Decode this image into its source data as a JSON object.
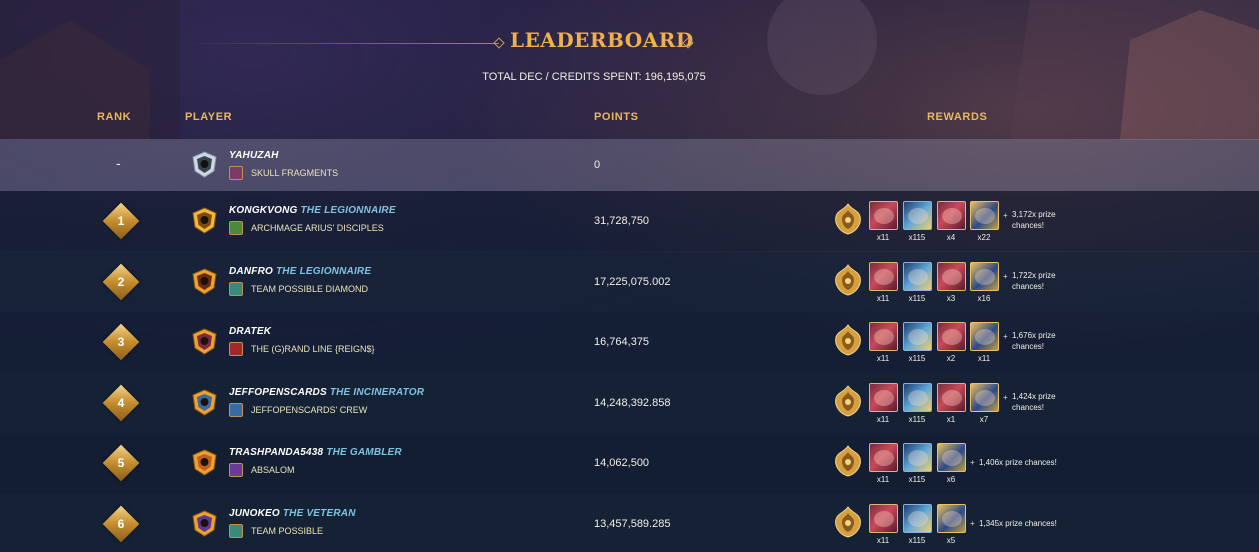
{
  "header": {
    "title": "LEADERBOARD",
    "total_spent": "TOTAL DEC / CREDITS SPENT: 196,195,075"
  },
  "columns": {
    "rank": "RANK",
    "player": "PLAYER",
    "points": "POINTS",
    "rewards": "REWARDS"
  },
  "current_user": {
    "rank": "-",
    "name": "YAHUZAH",
    "title": "",
    "guild": "SKULL FRAGMENTS",
    "points": "0"
  },
  "rows": [
    {
      "rank": "1",
      "name": "KONGKVONG",
      "title": "THE LEGIONNAIRE",
      "guild": "ARCHMAGE ARIUS' DISCIPLES",
      "points": "31,728,750",
      "rewards": [
        "x11",
        "x115",
        "x4",
        "x22"
      ],
      "chances_line1": "3,172x prize",
      "chances_line2": "chances!"
    },
    {
      "rank": "2",
      "name": "DANFRO",
      "title": "THE LEGIONNAIRE",
      "guild": "TEAM POSSIBLE DIAMOND",
      "points": "17,225,075.002",
      "rewards": [
        "x11",
        "x115",
        "x3",
        "x16"
      ],
      "chances_line1": "1,722x prize",
      "chances_line2": "chances!"
    },
    {
      "rank": "3",
      "name": "DRATEK",
      "title": "",
      "guild": "THE (G)RAND LINE {REIGN$}",
      "points": "16,764,375",
      "rewards": [
        "x11",
        "x115",
        "x2",
        "x11"
      ],
      "chances_line1": "1,676x prize",
      "chances_line2": "chances!"
    },
    {
      "rank": "4",
      "name": "JEFFOPENSCARDS",
      "title": "THE INCINERATOR",
      "guild": "JEFFOPENSCARDS' CREW",
      "points": "14,248,392.858",
      "rewards": [
        "x11",
        "x115",
        "x1",
        "x7"
      ],
      "chances_line1": "1,424x prize",
      "chances_line2": "chances!"
    },
    {
      "rank": "5",
      "name": "TRASHPANDA5438",
      "title": "THE GAMBLER",
      "guild": "ABSALOM",
      "points": "14,062,500",
      "rewards": [
        "x11",
        "x115",
        "x6"
      ],
      "chances_line1": "1,406x prize chances!",
      "chances_line2": ""
    },
    {
      "rank": "6",
      "name": "JUNOKEO",
      "title": "THE VETERAN",
      "guild": "TEAM POSSIBLE",
      "points": "13,457,589.285",
      "rewards": [
        "x11",
        "x115",
        "x5"
      ],
      "chances_line1": "1,345x prize chances!",
      "chances_line2": ""
    }
  ],
  "icons": {
    "rank_badge": "gold-diamond-icon",
    "avatar": "league-shield-icon",
    "guild": "guild-banner-icon",
    "emblem": "golden-emblem-icon",
    "card": "reward-card-icon"
  },
  "colors": {
    "accent_gold": "#f0b04a",
    "player_title": "#7fc3e0",
    "guild_text": "#e9e4b8"
  }
}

What to work on:
Reproduce every record above exactly, omitting the pictures.

Solution to this problem:
Decode this image into its source data as a JSON object.
{
  "header": {
    "title": "LEADERBOARD",
    "total_spent": "TOTAL DEC / CREDITS SPENT: 196,195,075"
  },
  "columns": {
    "rank": "RANK",
    "player": "PLAYER",
    "points": "POINTS",
    "rewards": "REWARDS"
  },
  "current_user": {
    "rank": "-",
    "name": "YAHUZAH",
    "title": "",
    "guild": "SKULL FRAGMENTS",
    "points": "0"
  },
  "rows": [
    {
      "rank": "1",
      "name": "KONGKVONG",
      "title": "THE LEGIONNAIRE",
      "guild": "ARCHMAGE ARIUS' DISCIPLES",
      "points": "31,728,750",
      "rewards": [
        "x11",
        "x115",
        "x4",
        "x22"
      ],
      "chances_line1": "3,172x prize",
      "chances_line2": "chances!"
    },
    {
      "rank": "2",
      "name": "DANFRO",
      "title": "THE LEGIONNAIRE",
      "guild": "TEAM POSSIBLE DIAMOND",
      "points": "17,225,075.002",
      "rewards": [
        "x11",
        "x115",
        "x3",
        "x16"
      ],
      "chances_line1": "1,722x prize",
      "chances_line2": "chances!"
    },
    {
      "rank": "3",
      "name": "DRATEK",
      "title": "",
      "guild": "THE (G)RAND LINE {REIGN$}",
      "points": "16,764,375",
      "rewards": [
        "x11",
        "x115",
        "x2",
        "x11"
      ],
      "chances_line1": "1,676x prize",
      "chances_line2": "chances!"
    },
    {
      "rank": "4",
      "name": "JEFFOPENSCARDS",
      "title": "THE INCINERATOR",
      "guild": "JEFFOPENSCARDS' CREW",
      "points": "14,248,392.858",
      "rewards": [
        "x11",
        "x115",
        "x1",
        "x7"
      ],
      "chances_line1": "1,424x prize",
      "chances_line2": "chances!"
    },
    {
      "rank": "5",
      "name": "TRASHPANDA5438",
      "title": "THE GAMBLER",
      "guild": "ABSALOM",
      "points": "14,062,500",
      "rewards": [
        "x11",
        "x115",
        "x6"
      ],
      "chances_line1": "1,406x prize chances!",
      "chances_line2": ""
    },
    {
      "rank": "6",
      "name": "JUNOKEO",
      "title": "THE VETERAN",
      "guild": "TEAM POSSIBLE",
      "points": "13,457,589.285",
      "rewards": [
        "x11",
        "x115",
        "x5"
      ],
      "chances_line1": "1,345x prize chances!",
      "chances_line2": ""
    }
  ],
  "icons": {
    "rank_badge": "gold-diamond-icon",
    "avatar": "league-shield-icon",
    "guild": "guild-banner-icon",
    "emblem": "golden-emblem-icon",
    "card": "reward-card-icon"
  },
  "colors": {
    "accent_gold": "#f0b04a",
    "player_title": "#7fc3e0",
    "guild_text": "#e9e4b8"
  }
}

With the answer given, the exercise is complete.